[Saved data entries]
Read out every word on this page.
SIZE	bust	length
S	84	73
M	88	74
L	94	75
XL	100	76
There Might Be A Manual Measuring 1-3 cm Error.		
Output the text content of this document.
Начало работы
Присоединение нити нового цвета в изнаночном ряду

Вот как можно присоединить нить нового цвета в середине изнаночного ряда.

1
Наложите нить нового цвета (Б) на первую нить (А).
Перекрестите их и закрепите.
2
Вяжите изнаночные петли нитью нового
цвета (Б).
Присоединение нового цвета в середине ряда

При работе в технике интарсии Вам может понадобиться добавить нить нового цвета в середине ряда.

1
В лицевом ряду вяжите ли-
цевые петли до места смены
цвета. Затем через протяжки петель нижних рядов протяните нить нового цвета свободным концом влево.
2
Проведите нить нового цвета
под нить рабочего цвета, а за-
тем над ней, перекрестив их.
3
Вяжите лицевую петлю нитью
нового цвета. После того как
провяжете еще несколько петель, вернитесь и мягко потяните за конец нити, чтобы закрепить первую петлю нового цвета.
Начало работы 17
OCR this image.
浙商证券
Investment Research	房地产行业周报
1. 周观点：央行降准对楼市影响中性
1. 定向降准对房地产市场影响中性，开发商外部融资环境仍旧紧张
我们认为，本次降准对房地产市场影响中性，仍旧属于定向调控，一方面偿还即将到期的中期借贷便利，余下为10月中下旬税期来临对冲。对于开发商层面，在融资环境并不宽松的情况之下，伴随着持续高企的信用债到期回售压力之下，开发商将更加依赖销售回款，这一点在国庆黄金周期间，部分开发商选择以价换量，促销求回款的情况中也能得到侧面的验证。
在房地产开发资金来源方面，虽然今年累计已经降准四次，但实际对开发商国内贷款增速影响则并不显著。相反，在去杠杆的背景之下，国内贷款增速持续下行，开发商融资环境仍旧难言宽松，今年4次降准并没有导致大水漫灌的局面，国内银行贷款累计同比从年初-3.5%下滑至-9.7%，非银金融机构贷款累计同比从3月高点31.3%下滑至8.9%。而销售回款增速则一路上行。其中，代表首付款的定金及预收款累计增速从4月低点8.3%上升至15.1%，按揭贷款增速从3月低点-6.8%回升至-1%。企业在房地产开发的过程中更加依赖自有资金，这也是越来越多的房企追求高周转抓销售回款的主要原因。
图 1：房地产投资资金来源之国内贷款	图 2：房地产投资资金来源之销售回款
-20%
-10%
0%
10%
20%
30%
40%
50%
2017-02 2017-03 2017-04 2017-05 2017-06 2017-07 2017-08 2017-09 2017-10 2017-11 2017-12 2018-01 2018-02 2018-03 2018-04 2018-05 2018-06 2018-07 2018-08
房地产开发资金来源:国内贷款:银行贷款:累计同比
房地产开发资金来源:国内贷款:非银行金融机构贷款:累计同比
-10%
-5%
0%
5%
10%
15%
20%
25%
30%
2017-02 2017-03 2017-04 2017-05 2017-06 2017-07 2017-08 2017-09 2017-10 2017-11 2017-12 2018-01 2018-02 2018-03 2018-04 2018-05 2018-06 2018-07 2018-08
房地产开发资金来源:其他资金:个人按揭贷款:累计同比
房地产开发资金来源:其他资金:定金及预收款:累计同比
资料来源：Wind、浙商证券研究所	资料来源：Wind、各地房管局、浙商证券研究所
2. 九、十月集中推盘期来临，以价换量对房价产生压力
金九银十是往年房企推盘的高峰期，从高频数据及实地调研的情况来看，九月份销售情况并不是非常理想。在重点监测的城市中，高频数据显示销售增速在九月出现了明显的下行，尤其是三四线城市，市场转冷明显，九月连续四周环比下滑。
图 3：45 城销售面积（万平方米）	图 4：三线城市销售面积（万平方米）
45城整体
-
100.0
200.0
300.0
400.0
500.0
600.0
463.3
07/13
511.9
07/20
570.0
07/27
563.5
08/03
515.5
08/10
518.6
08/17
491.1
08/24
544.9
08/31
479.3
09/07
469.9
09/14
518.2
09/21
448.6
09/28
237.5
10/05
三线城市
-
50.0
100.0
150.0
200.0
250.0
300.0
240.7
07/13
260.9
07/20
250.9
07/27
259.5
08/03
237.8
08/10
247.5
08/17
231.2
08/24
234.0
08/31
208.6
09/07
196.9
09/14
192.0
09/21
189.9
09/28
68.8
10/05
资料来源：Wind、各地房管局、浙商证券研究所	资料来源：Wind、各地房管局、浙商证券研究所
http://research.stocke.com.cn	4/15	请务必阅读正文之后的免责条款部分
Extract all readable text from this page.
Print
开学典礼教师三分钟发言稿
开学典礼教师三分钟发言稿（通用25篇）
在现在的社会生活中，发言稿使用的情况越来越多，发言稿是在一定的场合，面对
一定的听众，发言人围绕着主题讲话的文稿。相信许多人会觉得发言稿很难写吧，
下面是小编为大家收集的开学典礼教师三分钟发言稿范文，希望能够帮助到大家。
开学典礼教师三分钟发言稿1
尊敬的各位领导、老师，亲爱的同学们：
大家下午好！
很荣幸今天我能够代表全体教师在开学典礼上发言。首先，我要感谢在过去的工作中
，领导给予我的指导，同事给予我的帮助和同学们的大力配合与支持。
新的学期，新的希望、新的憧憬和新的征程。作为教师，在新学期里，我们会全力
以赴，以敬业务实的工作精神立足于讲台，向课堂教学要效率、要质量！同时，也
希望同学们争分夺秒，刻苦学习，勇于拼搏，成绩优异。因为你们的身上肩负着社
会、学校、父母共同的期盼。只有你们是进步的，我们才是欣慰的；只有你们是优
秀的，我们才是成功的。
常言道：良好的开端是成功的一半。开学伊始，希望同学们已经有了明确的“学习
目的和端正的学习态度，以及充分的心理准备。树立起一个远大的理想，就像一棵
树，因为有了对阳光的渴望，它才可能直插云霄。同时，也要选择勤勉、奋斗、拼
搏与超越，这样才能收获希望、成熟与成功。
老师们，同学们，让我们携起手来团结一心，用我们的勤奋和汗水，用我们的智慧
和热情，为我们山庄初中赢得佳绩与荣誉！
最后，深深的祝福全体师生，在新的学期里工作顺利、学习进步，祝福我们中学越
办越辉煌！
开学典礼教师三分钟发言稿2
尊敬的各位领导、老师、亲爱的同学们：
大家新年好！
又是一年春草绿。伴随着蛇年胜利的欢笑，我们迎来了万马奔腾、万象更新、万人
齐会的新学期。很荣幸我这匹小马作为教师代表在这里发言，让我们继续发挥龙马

* Exercise brief
Copy all the entries verbatim.

* Task response
Read out every word on this page.
SIZE	bust	length
S	84	73
M	88	74
L	94	75
XL	100	76
There Might Be A Manual Measuring 1-3 cm Error.		
Output the text content of this document.
Начало работы
Присоединение нити нового цвета в изнаночном ряду

Вот как можно присоединить нить нового цвета в середине изнаночного ряда.

1
Наложите нить нового цвета (Б) на первую нить (А).
Перекрестите их и закрепите.
2
Вяжите изнаночные петли нитью нового
цвета (Б).
Присоединение нового цвета в середине ряда

При работе в технике интарсии Вам может понадобиться добавить нить нового цвета в середине ряда.

1
В лицевом ряду вяжите ли-
цевые петли до места смены
цвета. Затем через протяжки петель нижних рядов протяните нить нового цвета свободным концом влево.
2
Проведите нить нового цвета
под нить рабочего цвета, а за-
тем над ней, перекрестив их.
3
Вяжите лицевую петлю нитью
нового цвета. После того как
провяжете еще несколько петель, вернитесь и мягко потяните за конец нити, чтобы закрепить первую петлю нового цвета.
Начало работы 17
OCR this image.
浙商证券
Investment Research	房地产行业周报
1. 周观点：央行降准对楼市影响中性
1. 定向降准对房地产市场影响中性，开发商外部融资环境仍旧紧张
我们认为，本次降准对房地产市场影响中性，仍旧属于定向调控，一方面偿还即将到期的中期借贷便利，余下为10月中下旬税期来临对冲。对于开发商层面，在融资环境并不宽松的情况之下，伴随着持续高企的信用债到期回售压力之下，开发商将更加依赖销售回款，这一点在国庆黄金周期间，部分开发商选择以价换量，促销求回款的情况中也能得到侧面的验证。
在房地产开发资金来源方面，虽然今年累计已经降准四次，但实际对开发商国内贷款增速影响则并不显著。相反，在去杠杆的背景之下，国内贷款增速持续下行，开发商融资环境仍旧难言宽松，今年4次降准并没有导致大水漫灌的局面，国内银行贷款累计同比从年初-3.5%下滑至-9.7%，非银金融机构贷款累计同比从3月高点31.3%下滑至8.9%。而销售回款增速则一路上行。其中，代表首付款的定金及预收款累计增速从4月低点8.3%上升至15.1%，按揭贷款增速从3月低点-6.8%回升至-1%。企业在房地产开发的过程中更加依赖自有资金，这也是越来越多的房企追求高周转抓销售回款的主要原因。
图 1：房地产投资资金来源之国内贷款	图 2：房地产投资资金来源之销售回款
-20%
-10%
0%
10%
20%
30%
40%
50%
2017-02 2017-03 2017-04 2017-05 2017-06 2017-07 2017-08 2017-09 2017-10 2017-11 2017-12 2018-01 2018-02 2018-03 2018-04 2018-05 2018-06 2018-07 2018-08
房地产开发资金来源:国内贷款:银行贷款:累计同比
房地产开发资金来源:国内贷款:非银行金融机构贷款:累计同比
-10%
-5%
0%
5%
10%
15%
20%
25%
30%
2017-02 2017-03 2017-04 2017-05 2017-06 2017-07 2017-08 2017-09 2017-10 2017-11 2017-12 2018-01 2018-02 2018-03 2018-04 2018-05 2018-06 2018-07 2018-08
房地产开发资金来源:其他资金:个人按揭贷款:累计同比
房地产开发资金来源:其他资金:定金及预收款:累计同比
资料来源：Wind、浙商证券研究所	资料来源：Wind、各地房管局、浙商证券研究所
2. 九、十月集中推盘期来临，以价换量对房价产生压力
金九银十是往年房企推盘的高峰期，从高频数据及实地调研的情况来看，九月份销售情况并不是非常理想。在重点监测的城市中，高频数据显示销售增速在九月出现了明显的下行，尤其是三四线城市，市场转冷明显，九月连续四周环比下滑。
图 3：45 城销售面积（万平方米）	图 4：三线城市销售面积（万平方米）
45城整体
-
100.0
200.0
300.0
400.0
500.0
600.0
463.3
07/13
511.9
07/20
570.0
07/27
563.5
08/03
515.5
08/10
518.6
08/17
491.1
08/24
544.9
08/31
479.3
09/07
469.9
09/14
518.2
09/21
448.6
09/28
237.5
10/05
三线城市
-
50.0
100.0
150.0
200.0
250.0
300.0
240.7
07/13
260.9
07/20
250.9
07/27
259.5
08/03
237.8
08/10
247.5
08/17
231.2
08/24
234.0
08/31
208.6
09/07
196.9
09/14
192.0
09/21
189.9
09/28
68.8
10/05
资料来源：Wind、各地房管局、浙商证券研究所	资料来源：Wind、各地房管局、浙商证券研究所
http://research.stocke.com.cn	4/15	请务必阅读正文之后的免责条款部分
Extract all readable text from this page.
Print
开学典礼教师三分钟发言稿
开学典礼教师三分钟发言稿（通用25篇）
在现在的社会生活中，发言稿使用的情况越来越多，发言稿是在一定的场合，面对
一定的听众，发言人围绕着主题讲话的文稿。相信许多人会觉得发言稿很难写吧，
下面是小编为大家收集的开学典礼教师三分钟发言稿范文，希望能够帮助到大家。
开学典礼教师三分钟发言稿1
尊敬的各位领导、老师，亲爱的同学们：
大家下午好！
很荣幸今天我能够代表全体教师在开学典礼上发言。首先，我要感谢在过去的工作中
，领导给予我的指导，同事给予我的帮助和同学们的大力配合与支持。
新的学期，新的希望、新的憧憬和新的征程。作为教师，在新学期里，我们会全力
以赴，以敬业务实的工作精神立足于讲台，向课堂教学要效率、要质量！同时，也
希望同学们争分夺秒，刻苦学习，勇于拼搏，成绩优异。因为你们的身上肩负着社
会、学校、父母共同的期盼。只有你们是进步的，我们才是欣慰的；只有你们是优
秀的，我们才是成功的。
常言道：良好的开端是成功的一半。开学伊始，希望同学们已经有了明确的“学习
目的和端正的学习态度，以及充分的心理准备。树立起一个远大的理想，就像一棵
树，因为有了对阳光的渴望，它才可能直插云霄。同时，也要选择勤勉、奋斗、拼
搏与超越，这样才能收获希望、成熟与成功。
老师们，同学们，让我们携起手来团结一心，用我们的勤奋和汗水，用我们的智慧
和热情，为我们山庄初中赢得佳绩与荣誉！
最后，深深的祝福全体师生，在新的学期里工作顺利、学习进步，祝福我们中学越
办越辉煌！
开学典礼教师三分钟发言稿2
尊敬的各位领导、老师、亲爱的同学们：
大家新年好！
又是一年春草绿。伴随着蛇年胜利的欢笑，我们迎来了万马奔腾、万象更新、万人
齐会的新学期。很荣幸我这匹小马作为教师代表在这里发言，让我们继续发挥龙马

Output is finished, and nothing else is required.